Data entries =

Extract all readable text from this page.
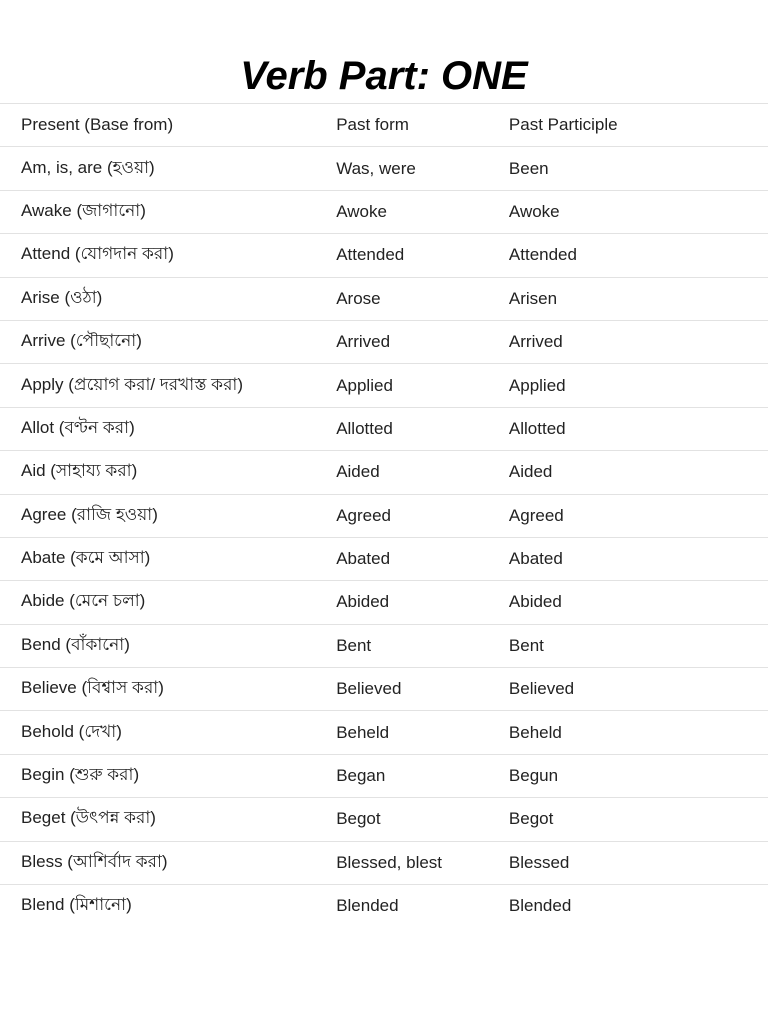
Verb Part: ONE
Present (Base from)	Past form	Past Participle
Am, is, are (হওয়া)	Was, were	Been
Awake (জাগানো)	Awoke	Awoke
Attend (যোগদান করা)	Attended	Attended
Arise (ওঠা)	Arose	Arisen
Arrive (পৌছানো)	Arrived	Arrived
Apply (প্রয়োগ করা/ দরখাস্ত করা)	Applied	Applied
Allot (বণ্টন করা)	Allotted	Allotted
Aid (সাহায্য করা)	Aided	Aided
Agree (রাজি হওয়া)	Agreed	Agreed
Abate (কমে আসা)	Abated	Abated
Abide (মেনে চলা)	Abided	Abided
Bend (বাঁকানো)	Bent	Bent
Believe (বিশ্বাস করা)	Believed	Believed
Behold (দেখা)	Beheld	Beheld
Begin (শুরু করা)	Began	Begun
Beget (উৎপন্ন করা)	Begot	Begot
Bless (আশির্বাদ করা)	Blessed, blest	Blessed
Blend (মিশানো)	Blended	Blended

TO BE DONE = Using the listing above, pull out all lines that hold the word "from".

SOLUTION FOR THIS PROBLEM =
Extract all readable text from this page.
Present (Base from)	Past form	Past Participle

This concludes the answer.